= Aim of the exercise =
Copy every line of the items below without changing anything.

begin Extracted data

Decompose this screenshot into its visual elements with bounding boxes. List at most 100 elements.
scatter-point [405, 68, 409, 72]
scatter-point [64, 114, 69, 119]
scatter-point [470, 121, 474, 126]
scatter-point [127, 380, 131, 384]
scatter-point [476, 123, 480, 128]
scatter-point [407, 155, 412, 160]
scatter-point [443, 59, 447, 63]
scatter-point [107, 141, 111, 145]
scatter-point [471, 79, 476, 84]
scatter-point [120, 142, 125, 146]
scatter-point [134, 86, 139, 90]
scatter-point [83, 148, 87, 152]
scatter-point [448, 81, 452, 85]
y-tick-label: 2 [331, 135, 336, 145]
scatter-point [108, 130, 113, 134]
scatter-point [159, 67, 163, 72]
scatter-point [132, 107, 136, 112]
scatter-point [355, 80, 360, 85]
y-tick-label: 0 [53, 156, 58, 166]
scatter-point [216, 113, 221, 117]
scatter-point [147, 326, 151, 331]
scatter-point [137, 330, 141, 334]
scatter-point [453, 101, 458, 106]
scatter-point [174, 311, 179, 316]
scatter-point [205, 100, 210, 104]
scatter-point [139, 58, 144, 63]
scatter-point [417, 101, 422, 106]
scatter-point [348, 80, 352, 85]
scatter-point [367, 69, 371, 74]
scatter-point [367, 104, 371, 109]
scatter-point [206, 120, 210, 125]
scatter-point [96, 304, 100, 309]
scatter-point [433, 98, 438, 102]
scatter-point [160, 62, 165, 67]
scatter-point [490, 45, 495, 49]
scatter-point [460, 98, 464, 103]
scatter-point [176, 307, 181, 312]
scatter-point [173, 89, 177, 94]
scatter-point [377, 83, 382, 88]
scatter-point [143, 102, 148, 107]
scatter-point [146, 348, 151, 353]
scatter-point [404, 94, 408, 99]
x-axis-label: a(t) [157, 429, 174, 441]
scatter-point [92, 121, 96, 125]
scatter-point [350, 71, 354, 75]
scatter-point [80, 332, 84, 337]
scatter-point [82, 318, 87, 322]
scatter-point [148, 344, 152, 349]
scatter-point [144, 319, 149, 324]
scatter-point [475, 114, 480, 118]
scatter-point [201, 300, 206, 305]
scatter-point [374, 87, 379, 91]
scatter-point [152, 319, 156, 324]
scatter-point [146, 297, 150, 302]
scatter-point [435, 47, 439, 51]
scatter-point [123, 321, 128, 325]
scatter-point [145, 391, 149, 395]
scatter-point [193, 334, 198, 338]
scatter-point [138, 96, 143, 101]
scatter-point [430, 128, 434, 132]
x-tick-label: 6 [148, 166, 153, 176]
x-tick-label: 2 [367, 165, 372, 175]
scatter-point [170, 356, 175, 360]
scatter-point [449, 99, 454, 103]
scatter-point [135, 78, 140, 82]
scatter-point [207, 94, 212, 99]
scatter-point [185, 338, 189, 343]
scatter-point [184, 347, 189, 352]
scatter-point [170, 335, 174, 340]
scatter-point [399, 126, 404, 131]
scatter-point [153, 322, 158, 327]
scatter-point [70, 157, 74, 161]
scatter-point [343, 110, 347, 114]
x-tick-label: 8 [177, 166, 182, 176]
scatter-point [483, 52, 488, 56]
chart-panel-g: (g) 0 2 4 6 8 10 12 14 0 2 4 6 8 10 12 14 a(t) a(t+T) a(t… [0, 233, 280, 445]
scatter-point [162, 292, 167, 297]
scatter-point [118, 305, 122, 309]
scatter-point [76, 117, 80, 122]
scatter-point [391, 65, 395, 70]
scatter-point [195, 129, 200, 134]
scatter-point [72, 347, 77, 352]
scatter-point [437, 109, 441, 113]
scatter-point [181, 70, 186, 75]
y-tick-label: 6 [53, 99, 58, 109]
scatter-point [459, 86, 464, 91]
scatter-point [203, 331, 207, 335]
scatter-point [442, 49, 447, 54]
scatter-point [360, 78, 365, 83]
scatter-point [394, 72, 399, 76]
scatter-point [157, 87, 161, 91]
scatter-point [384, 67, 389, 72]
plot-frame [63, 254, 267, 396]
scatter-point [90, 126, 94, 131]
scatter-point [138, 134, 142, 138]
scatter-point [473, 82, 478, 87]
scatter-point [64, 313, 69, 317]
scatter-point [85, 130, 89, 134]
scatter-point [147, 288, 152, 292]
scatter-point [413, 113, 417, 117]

end Extracted data

= Written response =
Decompose this screenshot into its visual elements with bounding boxes. List at most 100 elements.
scatter-point [405, 68, 409, 72]
scatter-point [64, 114, 69, 119]
scatter-point [470, 121, 474, 126]
scatter-point [127, 380, 131, 384]
scatter-point [476, 123, 480, 128]
scatter-point [407, 155, 412, 160]
scatter-point [443, 59, 447, 63]
scatter-point [107, 141, 111, 145]
scatter-point [471, 79, 476, 84]
scatter-point [120, 142, 125, 146]
scatter-point [134, 86, 139, 90]
scatter-point [83, 148, 87, 152]
scatter-point [448, 81, 452, 85]
y-tick-label: 2 [331, 135, 336, 145]
scatter-point [108, 130, 113, 134]
scatter-point [159, 67, 163, 72]
scatter-point [132, 107, 136, 112]
scatter-point [355, 80, 360, 85]
y-tick-label: 0 [53, 156, 58, 166]
scatter-point [216, 113, 221, 117]
scatter-point [147, 326, 151, 331]
scatter-point [137, 330, 141, 334]
scatter-point [453, 101, 458, 106]
scatter-point [174, 311, 179, 316]
scatter-point [205, 100, 210, 104]
scatter-point [139, 58, 144, 63]
scatter-point [417, 101, 422, 106]
scatter-point [348, 80, 352, 85]
scatter-point [367, 69, 371, 74]
scatter-point [367, 104, 371, 109]
scatter-point [206, 120, 210, 125]
scatter-point [96, 304, 100, 309]
scatter-point [433, 98, 438, 102]
scatter-point [160, 62, 165, 67]
scatter-point [490, 45, 495, 49]
scatter-point [460, 98, 464, 103]
scatter-point [176, 307, 181, 312]
scatter-point [173, 89, 177, 94]
scatter-point [377, 83, 382, 88]
scatter-point [143, 102, 148, 107]
scatter-point [146, 348, 151, 353]
scatter-point [404, 94, 408, 99]
x-axis-label: a(t) [157, 429, 174, 441]
scatter-point [92, 121, 96, 125]
scatter-point [350, 71, 354, 75]
scatter-point [80, 332, 84, 337]
scatter-point [82, 318, 87, 322]
scatter-point [148, 344, 152, 349]
scatter-point [144, 319, 149, 324]
scatter-point [475, 114, 480, 118]
scatter-point [201, 300, 206, 305]
scatter-point [374, 87, 379, 91]
scatter-point [152, 319, 156, 324]
scatter-point [146, 297, 150, 302]
scatter-point [435, 47, 439, 51]
scatter-point [123, 321, 128, 325]
scatter-point [145, 391, 149, 395]
scatter-point [193, 334, 198, 338]
scatter-point [138, 96, 143, 101]
scatter-point [430, 128, 434, 132]
x-tick-label: 6 [148, 166, 153, 176]
x-tick-label: 2 [367, 165, 372, 175]
scatter-point [170, 356, 175, 360]
scatter-point [449, 99, 454, 103]
scatter-point [135, 78, 140, 82]
scatter-point [207, 94, 212, 99]
scatter-point [185, 338, 189, 343]
scatter-point [184, 347, 189, 352]
scatter-point [170, 335, 174, 340]
scatter-point [399, 126, 404, 131]
scatter-point [153, 322, 158, 327]
scatter-point [70, 157, 74, 161]
scatter-point [343, 110, 347, 114]
x-tick-label: 8 [177, 166, 182, 176]
scatter-point [483, 52, 488, 56]
chart-panel-g: (g) 0 2 4 6 8 10 12 14 0 2 4 6 8 10 12 14 a(t) a(t+T) a(t… [0, 233, 280, 445]
scatter-point [162, 292, 167, 297]
scatter-point [118, 305, 122, 309]
scatter-point [76, 117, 80, 122]
scatter-point [391, 65, 395, 70]
scatter-point [195, 129, 200, 134]
scatter-point [72, 347, 77, 352]
scatter-point [437, 109, 441, 113]
scatter-point [181, 70, 186, 75]
y-tick-label: 6 [53, 99, 58, 109]
scatter-point [459, 86, 464, 91]
scatter-point [203, 331, 207, 335]
scatter-point [442, 49, 447, 54]
scatter-point [360, 78, 365, 83]
scatter-point [394, 72, 399, 76]
scatter-point [157, 87, 161, 91]
scatter-point [384, 67, 389, 72]
plot-frame [63, 254, 267, 396]
scatter-point [90, 126, 94, 131]
scatter-point [138, 134, 142, 138]
scatter-point [473, 82, 478, 87]
scatter-point [64, 313, 69, 317]
scatter-point [85, 130, 89, 134]
scatter-point [147, 288, 152, 292]
scatter-point [413, 113, 417, 117]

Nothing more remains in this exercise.